Rows from a dataset
+===+

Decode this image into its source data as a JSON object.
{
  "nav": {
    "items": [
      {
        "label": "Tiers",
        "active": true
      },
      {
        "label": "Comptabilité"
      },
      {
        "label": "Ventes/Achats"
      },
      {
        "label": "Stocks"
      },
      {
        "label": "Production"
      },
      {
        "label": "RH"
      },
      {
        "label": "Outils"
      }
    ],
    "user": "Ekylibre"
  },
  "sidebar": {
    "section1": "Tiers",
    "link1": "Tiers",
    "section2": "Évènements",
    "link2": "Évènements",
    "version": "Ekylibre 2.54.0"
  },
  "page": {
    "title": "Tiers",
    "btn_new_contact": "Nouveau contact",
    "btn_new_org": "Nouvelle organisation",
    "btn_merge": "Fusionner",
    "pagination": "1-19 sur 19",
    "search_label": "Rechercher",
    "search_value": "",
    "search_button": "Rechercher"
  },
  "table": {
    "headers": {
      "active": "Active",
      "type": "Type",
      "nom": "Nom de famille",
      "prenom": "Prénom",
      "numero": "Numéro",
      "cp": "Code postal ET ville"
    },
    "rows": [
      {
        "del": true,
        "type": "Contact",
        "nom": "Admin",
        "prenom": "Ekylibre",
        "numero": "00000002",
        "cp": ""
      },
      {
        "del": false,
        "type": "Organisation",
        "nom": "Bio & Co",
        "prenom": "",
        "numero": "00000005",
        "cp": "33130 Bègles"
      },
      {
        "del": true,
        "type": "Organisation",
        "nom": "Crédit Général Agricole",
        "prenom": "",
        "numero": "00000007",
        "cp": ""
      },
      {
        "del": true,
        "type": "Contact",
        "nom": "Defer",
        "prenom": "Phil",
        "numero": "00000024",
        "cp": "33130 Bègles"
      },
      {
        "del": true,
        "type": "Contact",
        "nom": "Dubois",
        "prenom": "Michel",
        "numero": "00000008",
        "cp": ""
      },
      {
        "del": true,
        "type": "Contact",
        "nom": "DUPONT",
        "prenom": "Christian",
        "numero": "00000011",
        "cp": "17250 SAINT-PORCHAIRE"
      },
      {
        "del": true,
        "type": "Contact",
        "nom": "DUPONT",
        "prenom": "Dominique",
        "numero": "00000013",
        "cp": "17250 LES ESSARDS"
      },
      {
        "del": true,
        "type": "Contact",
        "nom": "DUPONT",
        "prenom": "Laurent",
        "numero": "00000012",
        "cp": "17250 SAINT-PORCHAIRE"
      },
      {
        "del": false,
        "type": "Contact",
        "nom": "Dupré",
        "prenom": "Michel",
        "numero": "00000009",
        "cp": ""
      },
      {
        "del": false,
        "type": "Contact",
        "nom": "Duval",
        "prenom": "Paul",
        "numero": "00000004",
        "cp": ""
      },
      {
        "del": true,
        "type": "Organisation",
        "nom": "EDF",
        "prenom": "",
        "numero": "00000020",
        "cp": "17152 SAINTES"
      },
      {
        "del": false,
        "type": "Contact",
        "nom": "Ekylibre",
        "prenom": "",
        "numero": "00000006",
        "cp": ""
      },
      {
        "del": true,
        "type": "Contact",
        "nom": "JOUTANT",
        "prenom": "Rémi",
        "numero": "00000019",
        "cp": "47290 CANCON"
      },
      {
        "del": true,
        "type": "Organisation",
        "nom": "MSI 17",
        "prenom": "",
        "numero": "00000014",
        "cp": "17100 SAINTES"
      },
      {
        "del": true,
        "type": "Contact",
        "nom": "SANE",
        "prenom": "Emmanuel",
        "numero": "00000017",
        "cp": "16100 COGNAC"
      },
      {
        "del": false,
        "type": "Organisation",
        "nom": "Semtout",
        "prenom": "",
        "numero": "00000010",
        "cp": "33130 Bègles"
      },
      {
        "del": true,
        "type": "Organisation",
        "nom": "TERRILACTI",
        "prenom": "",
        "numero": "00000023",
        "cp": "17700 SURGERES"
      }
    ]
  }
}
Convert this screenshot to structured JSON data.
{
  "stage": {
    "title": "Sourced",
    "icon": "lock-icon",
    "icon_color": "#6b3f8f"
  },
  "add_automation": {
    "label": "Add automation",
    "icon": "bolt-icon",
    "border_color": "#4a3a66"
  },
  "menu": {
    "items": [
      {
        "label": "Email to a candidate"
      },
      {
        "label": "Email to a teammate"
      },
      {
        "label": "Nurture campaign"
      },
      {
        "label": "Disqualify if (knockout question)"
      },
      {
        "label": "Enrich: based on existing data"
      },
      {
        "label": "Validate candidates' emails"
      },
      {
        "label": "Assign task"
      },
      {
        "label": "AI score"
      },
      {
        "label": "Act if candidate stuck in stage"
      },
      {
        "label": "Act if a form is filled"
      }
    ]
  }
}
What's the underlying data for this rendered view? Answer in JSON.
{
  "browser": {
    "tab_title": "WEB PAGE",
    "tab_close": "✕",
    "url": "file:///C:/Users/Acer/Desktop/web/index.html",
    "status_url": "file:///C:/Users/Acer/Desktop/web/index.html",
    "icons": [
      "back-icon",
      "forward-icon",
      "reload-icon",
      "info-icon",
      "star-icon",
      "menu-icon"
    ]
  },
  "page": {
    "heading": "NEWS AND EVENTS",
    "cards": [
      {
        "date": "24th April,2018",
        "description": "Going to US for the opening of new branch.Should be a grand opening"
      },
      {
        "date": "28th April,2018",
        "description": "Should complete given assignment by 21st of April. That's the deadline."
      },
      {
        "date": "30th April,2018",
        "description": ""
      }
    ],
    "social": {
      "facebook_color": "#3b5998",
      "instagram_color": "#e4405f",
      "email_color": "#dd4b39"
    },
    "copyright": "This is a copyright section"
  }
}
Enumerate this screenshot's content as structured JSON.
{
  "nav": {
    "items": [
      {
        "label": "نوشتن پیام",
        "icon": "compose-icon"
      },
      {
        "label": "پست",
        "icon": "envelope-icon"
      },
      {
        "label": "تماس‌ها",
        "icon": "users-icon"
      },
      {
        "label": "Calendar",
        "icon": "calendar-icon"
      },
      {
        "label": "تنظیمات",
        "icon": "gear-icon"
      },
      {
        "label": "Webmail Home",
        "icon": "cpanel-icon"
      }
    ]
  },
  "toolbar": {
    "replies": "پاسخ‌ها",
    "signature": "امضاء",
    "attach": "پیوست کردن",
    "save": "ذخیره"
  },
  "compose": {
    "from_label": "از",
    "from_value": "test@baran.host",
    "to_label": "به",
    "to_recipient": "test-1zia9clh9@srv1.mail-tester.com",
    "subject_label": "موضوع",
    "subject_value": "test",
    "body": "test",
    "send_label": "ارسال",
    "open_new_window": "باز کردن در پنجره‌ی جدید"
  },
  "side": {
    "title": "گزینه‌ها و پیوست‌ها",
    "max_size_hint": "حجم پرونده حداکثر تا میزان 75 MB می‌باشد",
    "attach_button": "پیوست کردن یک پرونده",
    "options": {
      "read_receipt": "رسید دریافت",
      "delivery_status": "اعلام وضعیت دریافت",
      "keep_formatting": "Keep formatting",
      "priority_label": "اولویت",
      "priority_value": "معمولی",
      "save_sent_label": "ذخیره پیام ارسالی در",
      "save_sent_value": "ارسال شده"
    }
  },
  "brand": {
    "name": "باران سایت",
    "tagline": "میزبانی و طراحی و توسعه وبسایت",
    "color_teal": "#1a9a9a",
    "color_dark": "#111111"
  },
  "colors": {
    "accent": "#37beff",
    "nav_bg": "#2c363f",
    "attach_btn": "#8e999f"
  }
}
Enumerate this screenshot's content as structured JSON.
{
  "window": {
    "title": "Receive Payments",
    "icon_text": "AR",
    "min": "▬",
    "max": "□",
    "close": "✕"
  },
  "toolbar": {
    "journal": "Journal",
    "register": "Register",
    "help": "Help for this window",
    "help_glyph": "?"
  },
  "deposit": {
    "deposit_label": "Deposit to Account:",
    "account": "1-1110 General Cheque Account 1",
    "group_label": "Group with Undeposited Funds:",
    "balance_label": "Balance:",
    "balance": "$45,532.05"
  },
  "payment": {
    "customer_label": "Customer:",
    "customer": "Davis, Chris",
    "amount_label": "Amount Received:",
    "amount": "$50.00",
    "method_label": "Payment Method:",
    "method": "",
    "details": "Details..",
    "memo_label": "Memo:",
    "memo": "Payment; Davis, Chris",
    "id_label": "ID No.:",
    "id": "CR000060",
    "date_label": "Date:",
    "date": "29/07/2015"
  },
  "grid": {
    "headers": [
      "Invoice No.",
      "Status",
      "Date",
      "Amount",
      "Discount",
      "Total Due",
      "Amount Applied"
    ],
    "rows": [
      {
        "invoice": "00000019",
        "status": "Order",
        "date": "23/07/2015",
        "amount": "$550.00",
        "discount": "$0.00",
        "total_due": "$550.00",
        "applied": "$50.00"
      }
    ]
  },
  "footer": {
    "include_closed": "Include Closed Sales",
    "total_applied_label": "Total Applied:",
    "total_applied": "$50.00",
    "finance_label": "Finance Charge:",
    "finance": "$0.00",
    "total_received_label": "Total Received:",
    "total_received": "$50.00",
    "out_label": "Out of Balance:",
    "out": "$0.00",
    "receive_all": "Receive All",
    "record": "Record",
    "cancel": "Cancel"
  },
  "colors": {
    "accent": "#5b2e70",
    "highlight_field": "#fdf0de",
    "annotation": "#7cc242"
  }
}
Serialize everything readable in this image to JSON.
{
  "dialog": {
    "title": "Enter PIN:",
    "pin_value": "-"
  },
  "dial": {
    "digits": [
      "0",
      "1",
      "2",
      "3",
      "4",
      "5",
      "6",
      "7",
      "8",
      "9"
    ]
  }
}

+===+

_Set exercise_
In the material above, find each line that contains the word "Account", and select it.

_Response to the exercise_
    "deposit_label": "Deposit to Account:",
    "account": "1-1110 General Cheque Account 1",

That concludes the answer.